START Provided data
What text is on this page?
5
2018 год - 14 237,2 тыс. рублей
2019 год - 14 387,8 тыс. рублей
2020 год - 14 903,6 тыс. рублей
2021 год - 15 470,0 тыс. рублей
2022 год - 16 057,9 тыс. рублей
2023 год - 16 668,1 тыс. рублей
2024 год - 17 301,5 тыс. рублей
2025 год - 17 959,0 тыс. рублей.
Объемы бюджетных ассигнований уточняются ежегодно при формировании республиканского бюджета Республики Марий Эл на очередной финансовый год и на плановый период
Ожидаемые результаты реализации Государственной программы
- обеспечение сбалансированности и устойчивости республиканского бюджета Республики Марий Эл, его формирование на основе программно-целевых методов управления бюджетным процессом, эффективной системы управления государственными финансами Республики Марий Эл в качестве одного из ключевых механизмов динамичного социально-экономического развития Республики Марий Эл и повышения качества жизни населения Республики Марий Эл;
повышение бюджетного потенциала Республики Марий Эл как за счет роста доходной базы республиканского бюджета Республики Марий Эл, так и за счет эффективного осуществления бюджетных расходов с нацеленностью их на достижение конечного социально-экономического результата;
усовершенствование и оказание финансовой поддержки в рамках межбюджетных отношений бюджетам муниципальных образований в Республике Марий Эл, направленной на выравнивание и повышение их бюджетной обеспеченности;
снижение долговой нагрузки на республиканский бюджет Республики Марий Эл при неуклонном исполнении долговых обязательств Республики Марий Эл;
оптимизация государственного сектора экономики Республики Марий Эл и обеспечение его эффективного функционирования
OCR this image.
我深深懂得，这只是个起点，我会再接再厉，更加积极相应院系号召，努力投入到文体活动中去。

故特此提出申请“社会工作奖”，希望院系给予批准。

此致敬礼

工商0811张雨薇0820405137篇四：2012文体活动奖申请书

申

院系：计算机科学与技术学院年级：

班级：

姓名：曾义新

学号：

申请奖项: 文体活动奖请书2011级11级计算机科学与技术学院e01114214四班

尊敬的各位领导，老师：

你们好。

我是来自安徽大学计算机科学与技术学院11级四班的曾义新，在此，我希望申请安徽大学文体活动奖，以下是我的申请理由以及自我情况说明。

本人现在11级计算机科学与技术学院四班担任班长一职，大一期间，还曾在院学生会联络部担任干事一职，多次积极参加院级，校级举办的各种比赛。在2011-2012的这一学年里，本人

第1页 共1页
END Provided data
START Provided data
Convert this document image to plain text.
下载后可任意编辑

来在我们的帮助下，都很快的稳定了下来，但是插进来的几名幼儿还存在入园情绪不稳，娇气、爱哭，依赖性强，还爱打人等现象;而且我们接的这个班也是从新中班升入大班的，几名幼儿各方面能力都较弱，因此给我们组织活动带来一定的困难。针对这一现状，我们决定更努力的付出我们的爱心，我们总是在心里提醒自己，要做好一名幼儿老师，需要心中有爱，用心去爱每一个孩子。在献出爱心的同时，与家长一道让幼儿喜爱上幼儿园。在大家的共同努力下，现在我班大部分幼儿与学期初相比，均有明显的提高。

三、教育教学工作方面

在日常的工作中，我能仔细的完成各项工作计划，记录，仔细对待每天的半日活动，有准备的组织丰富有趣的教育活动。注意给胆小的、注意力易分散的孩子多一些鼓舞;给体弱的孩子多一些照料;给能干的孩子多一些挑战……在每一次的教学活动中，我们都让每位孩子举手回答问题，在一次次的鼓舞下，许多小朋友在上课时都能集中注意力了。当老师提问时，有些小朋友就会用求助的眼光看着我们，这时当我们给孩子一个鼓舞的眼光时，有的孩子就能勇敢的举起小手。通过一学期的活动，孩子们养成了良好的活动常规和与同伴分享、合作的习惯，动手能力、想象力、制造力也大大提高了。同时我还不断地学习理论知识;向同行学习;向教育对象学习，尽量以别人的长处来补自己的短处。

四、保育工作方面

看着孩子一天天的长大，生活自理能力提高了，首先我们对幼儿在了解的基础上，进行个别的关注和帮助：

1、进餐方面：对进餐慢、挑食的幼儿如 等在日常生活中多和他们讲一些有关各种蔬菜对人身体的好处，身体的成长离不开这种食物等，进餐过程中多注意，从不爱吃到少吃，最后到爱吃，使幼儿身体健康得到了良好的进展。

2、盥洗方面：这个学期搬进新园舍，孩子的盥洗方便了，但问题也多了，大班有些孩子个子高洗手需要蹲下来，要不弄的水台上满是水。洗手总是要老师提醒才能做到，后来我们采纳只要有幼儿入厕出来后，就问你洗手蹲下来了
END Provided data
* Goal *
Copy all lines of the listing above that contain the string "this".

* Final result *
What text is on this page?
OCR this image.
Convert this document image to plain text.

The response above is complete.